A run of records
★ ★ ★ ★ ★

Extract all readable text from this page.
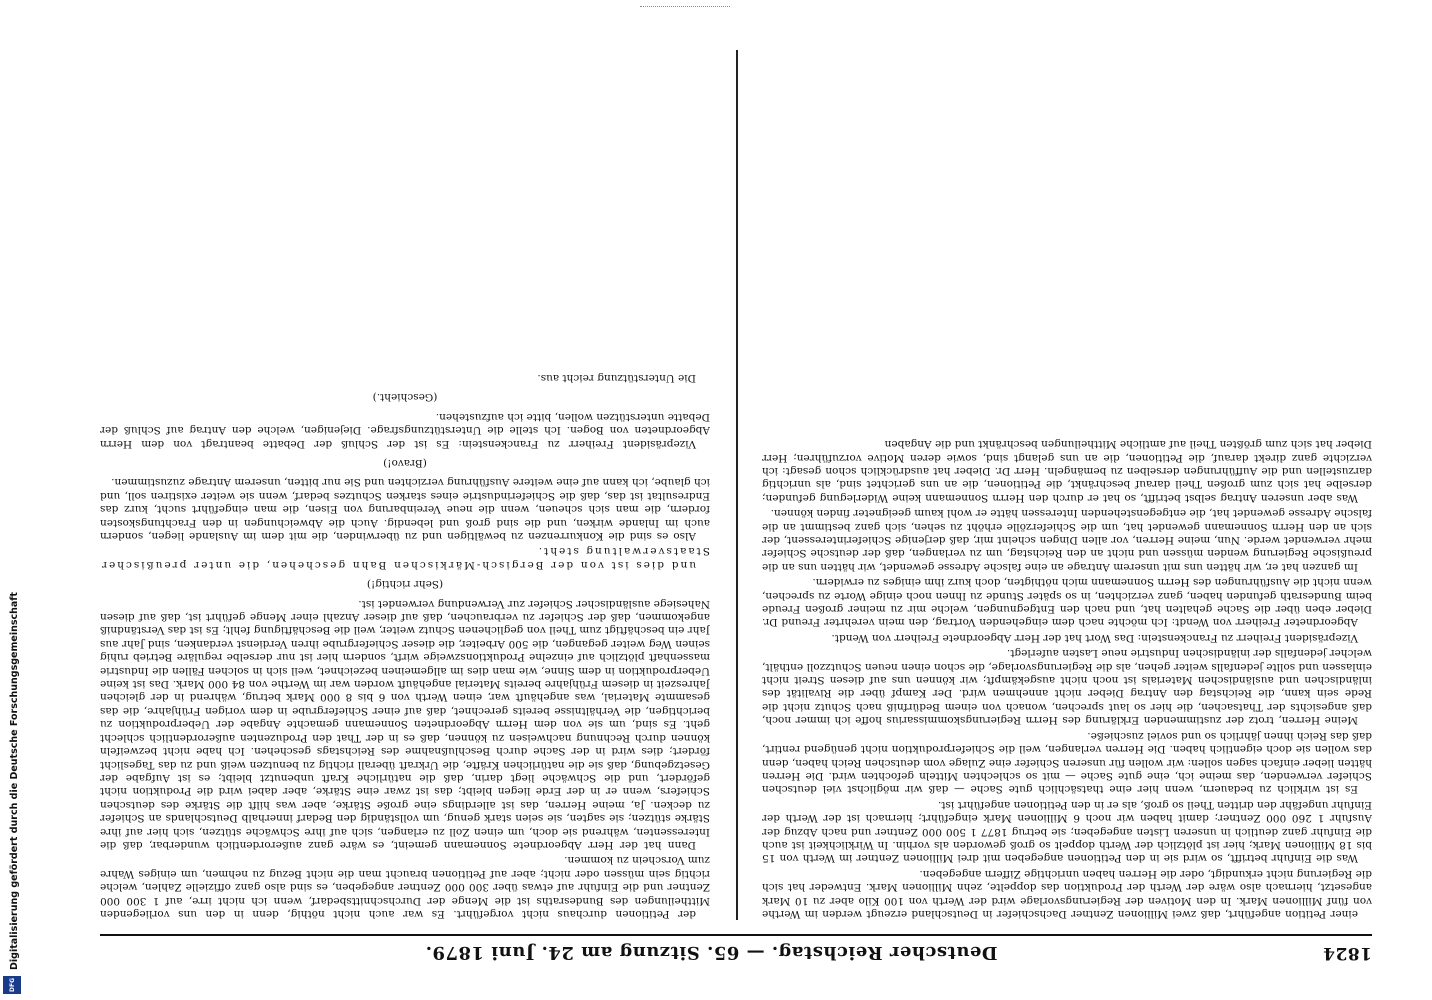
1824
Deutscher Reichstag. — 65. Sitzung am 24. Juni 1879.

einer Petition angeführt, daß zwei Millionen Zentner Dachschiefer in Deutschland erzeugt werden im Werthe von fünf Millionen Mark. In den Motiven der Regierungsvorlage wird der Werth von 100 Kilo aber zu 10 Mark angesetzt, hiernach also wäre der Werth der Produktion das doppelte, zehn Millionen Mark. Entweder hat sich die Regierung nicht erkundigt, oder die Herren haben unrichtige Ziffern angegeben.

Was die Einfuhr betrifft, so wird sie in den Petitionen angegeben mit drei Millionen Zentner im Werth von 15 bis 18 Millionen Mark; hier ist plötzlich der Werth doppelt so groß geworden als vorhin. In Wirklichkeit ist auch die Einfuhr ganz deutlich in unseren Listen angegeben; sie betrug 1877 1 500 000 Zentner und nach Abzug der Ausfuhr 1 260 000 Zentner; damit haben wir noch 6 Millionen Mark eingeführt; hiernach ist der Werth der Einfuhr ungefähr den dritten Theil so groß, als er in den Petitionen angeführt ist.

Es ist wirklich zu bedauern, wenn hier eine thatsächlich gute Sache — daß wir möglichst viel deutschen Schiefer verwenden, das meine ich, eine gute Sache — mit so schlechten Mitteln gefochten wird. Die Herren hätten lieber einfach sagen sollen: wir wollen für unseren Schiefer eine Zulage vom deutschen Reich haben, denn das wollen sie doch eigentlich haben. Die Herren verlangen, weil die Schieferproduktion nicht genügend rentirt, daß das Reich ihnen jährlich so und soviel zuschieße.

Meine Herren, trotz der zustimmenden Erklärung des Herrn Regierungskommissarius hoffe ich immer noch, daß angesichts der Thatsachen, die hier so laut sprechen, wonach von einem Bedürfniß nach Schutz nicht die Rede sein kann, die Reichstag den Antrag Dieber nicht annehmen wird. Der Kampf über die Rivalität des inländischen und ausländischen Materials ist noch nicht ausgekämpft; wir können uns auf diesen Streit nicht einlassen und sollte jedenfalls weiter gehen, als die Regierungsvorlage, die schon einen neuen Schutzzoll enthält, welcher jedenfalls der inländischen Industrie neue Lasten auferlegt.

Vizepräsident Freiherr zu Franckenstein: Das Wort hat der Herr Abgeordnete Freiherr von Wendt.

Abgeordneter Freiherr von Wendt: Ich möchte nach dem eingehenden Vortrag, den mein verehrter Freund Dr. Dieber eben über die Sache gehalten hat, und nach den Entgegnungen, welche mir zu meiner großen Freude beim Bundesrath gefunden haben, ganz verzichten, in so später Stunde zu Ihnen noch einige Worte zu sprechen, wenn nicht die Ausführungen des Herrn Sonnemann mich nöthigten, doch kurz ihm einiges zu erwidern.

Im ganzen hat er, wir hätten uns mit unserem Antrage an eine falsche Adresse gewendet, wir hätten uns an die preußische Regierung wenden müssen und nicht an den Reichstag, um zu verlangen, daß der deutsche Schiefer mehr verwendet werde. Nun, meine Herren, vor allen Dingen scheint mir, daß derjenige Schieferinteressent, der sich an den Herrn Sonnemann gewendet hat, um die Schieferzölle erhöht zu sehen, sich ganz bestimmt an die falsche Adresse gewendet hat, die entgegenstehenden Interessen hätte er wohl kaum geeigneter finden können.

Was aber unseren Antrag selbst betrifft, so hat er durch den Herrn Sonnemann keine Widerlegung gefunden; derselbe hat sich zum großen Theil darauf beschränkt, die Petitionen, die an uns gerichtet sind, als unrichtig darzustellen und die Aufführungen derselben zu bemängeln. Herr Dr. Dieber hat ausdrücklich schon gesagt: ich verzichte ganz direkt darauf, die Petitionen, die an uns gelangt sind, sowie deren Motive vorzuführen; Herr Dieber hat sich zum größten Theil auf amtliche Mittheilungen beschränkt und die Angaben

der Petitionen durchaus nicht vorgeführt. Es war auch nicht nöthig, denn in den uns vorliegenden Mittheilungen des Bundesraths ist die Menge der Durchschnittsbedarf, wenn ich nicht irre, auf 1 300 000 Zentner und die Einfuhr auf etwas über 300 000 Zentner angegeben, es sind also ganz offizielle Zahlen, welche richtig sein müssen oder nicht; aber auf Petitionen braucht man die nicht Bezug zu nehmen, um einiges Wahre zum Vorschein zu kommen.

Dann hat der Herr Abgeordnete Sonnemann gemeint, es wäre ganz außerordentlich wunderbar, daß die Interessenten, während sie doch, um einen Zoll zu erlangen, sich auf ihre Schwäche stützen, sich hier auf ihre Stärke stützen; sie sagten, sie seien stark genug, um vollständig den Bedarf innerhalb Deutschlands an Schiefer zu decken. Ja, meine Herren, das ist allerdings eine große Stärke, aber was hilft die Stärke des deutschen Schiefers, wenn er in der Erde liegen bleibt; das ist zwar eine Stärke, aber dabei wird die Produktion nicht gefördert, und die Schwäche liegt darin, daß die natürliche Kraft unbenutzt bleibt; es ist Aufgabe der Gesetzgebung, daß sie die natürlichen Kräfte, die Urkraft überall richtig zu benutzen weiß und zu das Tageslicht fördert; dies wird in der Sache durch Beschlußnahme des Reichstags geschehen. Ich habe nicht bezweifeln können durch Rechnung nachweisen zu können, daß es in der That den Produzenten außerordentlich schlecht geht. Es sind, um sie von dem Herrn Abgeordneten Sonnemann gemachte Angabe der Ueberproduktion zu berichtigen, die Verhältnisse bereits gerechnet, daß auf einer Schiefergrube in dem vorigen Frühjahre, die das gesammte Material, was angehäuft war, einen Werth von 6 bis 8 000 Mark betrug, während in der gleichen Jahreszeit in diesem Frühjahre bereits Material angehäuft worden war im Werthe von 84 000 Mark. Das ist keine Ueberproduktion in dem Sinne, wie man dies im allgemeinen bezeichnet, weil sich in solchen Fällen die Industrie massenhaft plötzlich auf einzelne Produktionszweige wirft, sondern hier ist nur derselbe reguläre Betrieb ruhig seinen Weg weiter gegangen, die 500 Arbeiter, die dieser Schiefergrube ihren Verdienst verdanken, sind Jahr aus Jahr ein beschäftigt zum Theil von geglichenen Schutz weiter, weil die Beschäftigung fehlt; Es ist das Verständniß angekommen, daß der Schiefer zu verbrauchen, daß auf dieser Anzahl einer Menge geführt ist, daß auf diesen Nahesiege ausländischer Schiefer zur Verwendung verwendet ist.

(Sehr richtig!)

und dies ist von der Bergisch-Märkischen Bahn geschehen, die unter preußischer Staatsverwaltung steht.

Also es sind die Konkurrenzen zu bewältigen und zu überwinden, die mit dem im Auslande liegen, sondern auch im Inlande wirken, und die sind groß und lebendig. Auch die Abweichungen in den Frachtungskosten fordern, die man sich scheuen, wenn die neue Vereinbarung von Eisen, die man eingeführt sucht, kurz das Endresultat ist das, daß die Schieferindustrie eines starken Schutzes bedarf, wenn sie weiter existiren soll, und ich glaube, ich kann auf eine weitere Ausführung verzichten und Sie nur bitten, unserem Antrage zuzustimmen.

(Bravo!)

Vizepräsident Freiherr zu Franckenstein: Es ist der Schluß der Debatte beantragt von dem Herrn Abgeordneten von Bogen. Ich stelle die Unterstützungsfrage. Diejenigen, welche den Antrag auf Schluß der Debatte unterstützen wollen, bitte ich aufzustehen.

(Geschieht.)

Die Unterstützung reicht aus.

Digitalisierung gefördert durch die Deutsche Forschungsgemeinschaft
DFG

★ ★ ★ ★ ★

> TASK STATEMENT
Pictures are excluded; repeat every record exactly.

> RESPONSE
Extract all readable text from this page.
1824
Deutscher Reichstag. — 65. Sitzung am 24. Juni 1879.

einer Petition angeführt, daß zwei Millionen Zentner Dachschiefer in Deutschland erzeugt werden im Werthe von fünf Millionen Mark. In den Motiven der Regierungsvorlage wird der Werth von 100 Kilo aber zu 10 Mark angesetzt, hiernach also wäre der Werth der Produktion das doppelte, zehn Millionen Mark. Entweder hat sich die Regierung nicht erkundigt, oder die Herren haben unrichtige Ziffern angegeben.

Was die Einfuhr betrifft, so wird sie in den Petitionen angegeben mit drei Millionen Zentner im Werth von 15 bis 18 Millionen Mark; hier ist plötzlich der Werth doppelt so groß geworden als vorhin. In Wirklichkeit ist auch die Einfuhr ganz deutlich in unseren Listen angegeben; sie betrug 1877 1 500 000 Zentner und nach Abzug der Ausfuhr 1 260 000 Zentner; damit haben wir noch 6 Millionen Mark eingeführt; hiernach ist der Werth der Einfuhr ungefähr den dritten Theil so groß, als er in den Petitionen angeführt ist.

Es ist wirklich zu bedauern, wenn hier eine thatsächlich gute Sache — daß wir möglichst viel deutschen Schiefer verwenden, das meine ich, eine gute Sache — mit so schlechten Mitteln gefochten wird. Die Herren hätten lieber einfach sagen sollen: wir wollen für unseren Schiefer eine Zulage vom deutschen Reich haben, denn das wollen sie doch eigentlich haben. Die Herren verlangen, weil die Schieferproduktion nicht genügend rentirt, daß das Reich ihnen jährlich so und soviel zuschieße.

Meine Herren, trotz der zustimmenden Erklärung des Herrn Regierungskommissarius hoffe ich immer noch, daß angesichts der Thatsachen, die hier so laut sprechen, wonach von einem Bedürfniß nach Schutz nicht die Rede sein kann, die Reichstag den Antrag Dieber nicht annehmen wird. Der Kampf über die Rivalität des inländischen und ausländischen Materials ist noch nicht ausgekämpft; wir können uns auf diesen Streit nicht einlassen und sollte jedenfalls weiter gehen, als die Regierungsvorlage, die schon einen neuen Schutzzoll enthält, welcher jedenfalls der inländischen Industrie neue Lasten auferlegt.

Vizepräsident Freiherr zu Franckenstein: Das Wort hat der Herr Abgeordnete Freiherr von Wendt.

Abgeordneter Freiherr von Wendt: Ich möchte nach dem eingehenden Vortrag, den mein verehrter Freund Dr. Dieber eben über die Sache gehalten hat, und nach den Entgegnungen, welche mir zu meiner großen Freude beim Bundesrath gefunden haben, ganz verzichten, in so später Stunde zu Ihnen noch einige Worte zu sprechen, wenn nicht die Ausführungen des Herrn Sonnemann mich nöthigten, doch kurz ihm einiges zu erwidern.

Im ganzen hat er, wir hätten uns mit unserem Antrage an eine falsche Adresse gewendet, wir hätten uns an die preußische Regierung wenden müssen und nicht an den Reichstag, um zu verlangen, daß der deutsche Schiefer mehr verwendet werde. Nun, meine Herren, vor allen Dingen scheint mir, daß derjenige Schieferinteressent, der sich an den Herrn Sonnemann gewendet hat, um die Schieferzölle erhöht zu sehen, sich ganz bestimmt an die falsche Adresse gewendet hat, die entgegenstehenden Interessen hätte er wohl kaum geeigneter finden können.

Was aber unseren Antrag selbst betrifft, so hat er durch den Herrn Sonnemann keine Widerlegung gefunden; derselbe hat sich zum großen Theil darauf beschränkt, die Petitionen, die an uns gerichtet sind, als unrichtig darzustellen und die Aufführungen derselben zu bemängeln. Herr Dr. Dieber hat ausdrücklich schon gesagt: ich verzichte ganz direkt darauf, die Petitionen, die an uns gelangt sind, sowie deren Motive vorzuführen; Herr Dieber hat sich zum größten Theil auf amtliche Mittheilungen beschränkt und die Angaben

der Petitionen durchaus nicht vorgeführt. Es war auch nicht nöthig, denn in den uns vorliegenden Mittheilungen des Bundesraths ist die Menge der Durchschnittsbedarf, wenn ich nicht irre, auf 1 300 000 Zentner und die Einfuhr auf etwas über 300 000 Zentner angegeben, es sind also ganz offizielle Zahlen, welche richtig sein müssen oder nicht; aber auf Petitionen braucht man die nicht Bezug zu nehmen, um einiges Wahre zum Vorschein zu kommen.

Dann hat der Herr Abgeordnete Sonnemann gemeint, es wäre ganz außerordentlich wunderbar, daß die Interessenten, während sie doch, um einen Zoll zu erlangen, sich auf ihre Schwäche stützen, sich hier auf ihre Stärke stützen; sie sagten, sie seien stark genug, um vollständig den Bedarf innerhalb Deutschlands an Schiefer zu decken. Ja, meine Herren, das ist allerdings eine große Stärke, aber was hilft die Stärke des deutschen Schiefers, wenn er in der Erde liegen bleibt; das ist zwar eine Stärke, aber dabei wird die Produktion nicht gefördert, und die Schwäche liegt darin, daß die natürliche Kraft unbenutzt bleibt; es ist Aufgabe der Gesetzgebung, daß sie die natürlichen Kräfte, die Urkraft überall richtig zu benutzen weiß und zu das Tageslicht fördert; dies wird in der Sache durch Beschlußnahme des Reichstags geschehen. Ich habe nicht bezweifeln können durch Rechnung nachweisen zu können, daß es in der That den Produzenten außerordentlich schlecht geht. Es sind, um sie von dem Herrn Abgeordneten Sonnemann gemachte Angabe der Ueberproduktion zu berichtigen, die Verhältnisse bereits gerechnet, daß auf einer Schiefergrube in dem vorigen Frühjahre, die das gesammte Material, was angehäuft war, einen Werth von 6 bis 8 000 Mark betrug, während in der gleichen Jahreszeit in diesem Frühjahre bereits Material angehäuft worden war im Werthe von 84 000 Mark. Das ist keine Ueberproduktion in dem Sinne, wie man dies im allgemeinen bezeichnet, weil sich in solchen Fällen die Industrie massenhaft plötzlich auf einzelne Produktionszweige wirft, sondern hier ist nur derselbe reguläre Betrieb ruhig seinen Weg weiter gegangen, die 500 Arbeiter, die dieser Schiefergrube ihren Verdienst verdanken, sind Jahr aus Jahr ein beschäftigt zum Theil von geglichenen Schutz weiter, weil die Beschäftigung fehlt; Es ist das Verständniß angekommen, daß der Schiefer zu verbrauchen, daß auf dieser Anzahl einer Menge geführt ist, daß auf diesen Nahesiege ausländischer Schiefer zur Verwendung verwendet ist.

(Sehr richtig!)

und dies ist von der Bergisch-Märkischen Bahn geschehen, die unter preußischer Staatsverwaltung steht.

Also es sind die Konkurrenzen zu bewältigen und zu überwinden, die mit dem im Auslande liegen, sondern auch im Inlande wirken, und die sind groß und lebendig. Auch die Abweichungen in den Frachtungskosten fordern, die man sich scheuen, wenn die neue Vereinbarung von Eisen, die man eingeführt sucht, kurz das Endresultat ist das, daß die Schieferindustrie eines starken Schutzes bedarf, wenn sie weiter existiren soll, und ich glaube, ich kann auf eine weitere Ausführung verzichten und Sie nur bitten, unserem Antrage zuzustimmen.

(Bravo!)

Vizepräsident Freiherr zu Franckenstein: Es ist der Schluß der Debatte beantragt von dem Herrn Abgeordneten von Bogen. Ich stelle die Unterstützungsfrage. Diejenigen, welche den Antrag auf Schluß der Debatte unterstützen wollen, bitte ich aufzustehen.

(Geschieht.)

Die Unterstützung reicht aus.

Digitalisierung gefördert durch die Deutsche Forschungsgemeinschaft
DFG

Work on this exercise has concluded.